## start

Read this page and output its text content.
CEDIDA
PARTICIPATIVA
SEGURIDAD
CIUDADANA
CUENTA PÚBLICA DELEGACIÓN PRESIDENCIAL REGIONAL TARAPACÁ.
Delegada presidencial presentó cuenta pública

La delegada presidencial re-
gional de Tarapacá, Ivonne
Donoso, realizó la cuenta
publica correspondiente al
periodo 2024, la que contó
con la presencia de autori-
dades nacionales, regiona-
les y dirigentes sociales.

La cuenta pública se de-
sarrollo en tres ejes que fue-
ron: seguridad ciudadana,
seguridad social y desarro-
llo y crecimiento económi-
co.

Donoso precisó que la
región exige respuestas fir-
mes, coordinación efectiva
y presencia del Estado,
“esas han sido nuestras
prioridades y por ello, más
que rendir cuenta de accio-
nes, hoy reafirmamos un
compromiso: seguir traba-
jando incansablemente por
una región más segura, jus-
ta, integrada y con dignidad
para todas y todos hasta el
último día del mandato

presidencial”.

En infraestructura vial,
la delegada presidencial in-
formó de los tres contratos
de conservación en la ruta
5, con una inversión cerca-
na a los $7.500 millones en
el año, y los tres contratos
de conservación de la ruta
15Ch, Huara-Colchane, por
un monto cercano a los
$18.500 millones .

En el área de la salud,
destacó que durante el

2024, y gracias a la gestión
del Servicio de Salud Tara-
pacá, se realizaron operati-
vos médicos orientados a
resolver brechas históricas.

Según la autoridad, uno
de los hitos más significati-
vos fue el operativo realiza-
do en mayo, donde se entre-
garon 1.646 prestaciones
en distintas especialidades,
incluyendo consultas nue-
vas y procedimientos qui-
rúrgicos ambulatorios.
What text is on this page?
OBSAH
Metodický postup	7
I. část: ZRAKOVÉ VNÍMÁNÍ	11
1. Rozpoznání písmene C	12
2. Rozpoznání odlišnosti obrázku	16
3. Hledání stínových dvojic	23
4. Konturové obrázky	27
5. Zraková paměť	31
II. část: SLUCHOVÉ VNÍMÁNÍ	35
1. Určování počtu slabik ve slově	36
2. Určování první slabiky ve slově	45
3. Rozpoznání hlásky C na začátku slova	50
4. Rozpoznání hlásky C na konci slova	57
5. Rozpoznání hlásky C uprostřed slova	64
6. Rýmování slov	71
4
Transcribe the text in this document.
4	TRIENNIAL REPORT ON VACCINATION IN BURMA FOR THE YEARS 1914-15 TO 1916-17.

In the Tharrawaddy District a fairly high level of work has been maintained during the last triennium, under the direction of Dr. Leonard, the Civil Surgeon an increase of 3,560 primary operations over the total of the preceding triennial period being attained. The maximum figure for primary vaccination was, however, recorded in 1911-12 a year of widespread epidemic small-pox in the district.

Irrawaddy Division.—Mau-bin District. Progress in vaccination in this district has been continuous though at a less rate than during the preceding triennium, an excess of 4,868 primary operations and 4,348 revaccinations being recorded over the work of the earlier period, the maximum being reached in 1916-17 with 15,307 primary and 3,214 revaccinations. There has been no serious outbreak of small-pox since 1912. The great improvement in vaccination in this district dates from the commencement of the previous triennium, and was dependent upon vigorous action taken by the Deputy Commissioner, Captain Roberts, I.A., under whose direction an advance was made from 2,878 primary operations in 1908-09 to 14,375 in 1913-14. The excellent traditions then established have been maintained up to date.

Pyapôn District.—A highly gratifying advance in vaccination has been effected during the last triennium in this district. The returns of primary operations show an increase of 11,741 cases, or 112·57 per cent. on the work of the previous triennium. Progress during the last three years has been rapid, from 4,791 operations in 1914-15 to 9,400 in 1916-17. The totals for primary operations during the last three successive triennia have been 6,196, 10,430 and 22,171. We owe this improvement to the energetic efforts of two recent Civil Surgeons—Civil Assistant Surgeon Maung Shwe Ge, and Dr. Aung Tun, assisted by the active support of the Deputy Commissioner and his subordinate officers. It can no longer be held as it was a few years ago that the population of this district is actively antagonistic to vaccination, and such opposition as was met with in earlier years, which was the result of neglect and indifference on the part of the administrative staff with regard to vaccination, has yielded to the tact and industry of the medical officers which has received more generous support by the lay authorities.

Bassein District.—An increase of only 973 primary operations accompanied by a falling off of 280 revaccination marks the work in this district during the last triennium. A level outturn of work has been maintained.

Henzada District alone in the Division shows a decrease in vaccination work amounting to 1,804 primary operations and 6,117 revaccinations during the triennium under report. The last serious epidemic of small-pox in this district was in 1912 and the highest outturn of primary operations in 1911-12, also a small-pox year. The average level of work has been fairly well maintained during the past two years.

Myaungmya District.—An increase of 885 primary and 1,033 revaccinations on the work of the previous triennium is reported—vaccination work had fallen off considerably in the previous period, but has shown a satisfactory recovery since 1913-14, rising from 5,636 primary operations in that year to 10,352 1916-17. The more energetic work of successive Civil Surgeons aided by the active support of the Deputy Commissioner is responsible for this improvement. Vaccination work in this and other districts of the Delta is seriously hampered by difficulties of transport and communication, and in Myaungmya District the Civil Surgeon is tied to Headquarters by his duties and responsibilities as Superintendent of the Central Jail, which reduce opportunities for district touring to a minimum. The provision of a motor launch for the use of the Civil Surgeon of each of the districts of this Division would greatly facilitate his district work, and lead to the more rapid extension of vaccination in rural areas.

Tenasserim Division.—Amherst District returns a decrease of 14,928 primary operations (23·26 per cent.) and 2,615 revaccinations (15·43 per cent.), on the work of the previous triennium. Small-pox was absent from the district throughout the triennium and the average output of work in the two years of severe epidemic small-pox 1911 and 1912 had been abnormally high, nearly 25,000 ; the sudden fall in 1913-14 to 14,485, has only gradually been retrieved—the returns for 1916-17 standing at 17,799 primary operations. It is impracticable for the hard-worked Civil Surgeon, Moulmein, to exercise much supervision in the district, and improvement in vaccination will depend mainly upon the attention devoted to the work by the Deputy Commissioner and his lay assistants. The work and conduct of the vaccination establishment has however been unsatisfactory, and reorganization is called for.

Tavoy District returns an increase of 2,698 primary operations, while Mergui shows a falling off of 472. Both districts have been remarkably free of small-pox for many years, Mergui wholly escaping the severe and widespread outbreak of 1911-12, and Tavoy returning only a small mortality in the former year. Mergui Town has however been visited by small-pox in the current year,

## end

| What you will do |
Check each line of the records for the string "část" and state how many lines contain it. Give only the number.

| Result of this exercise |
2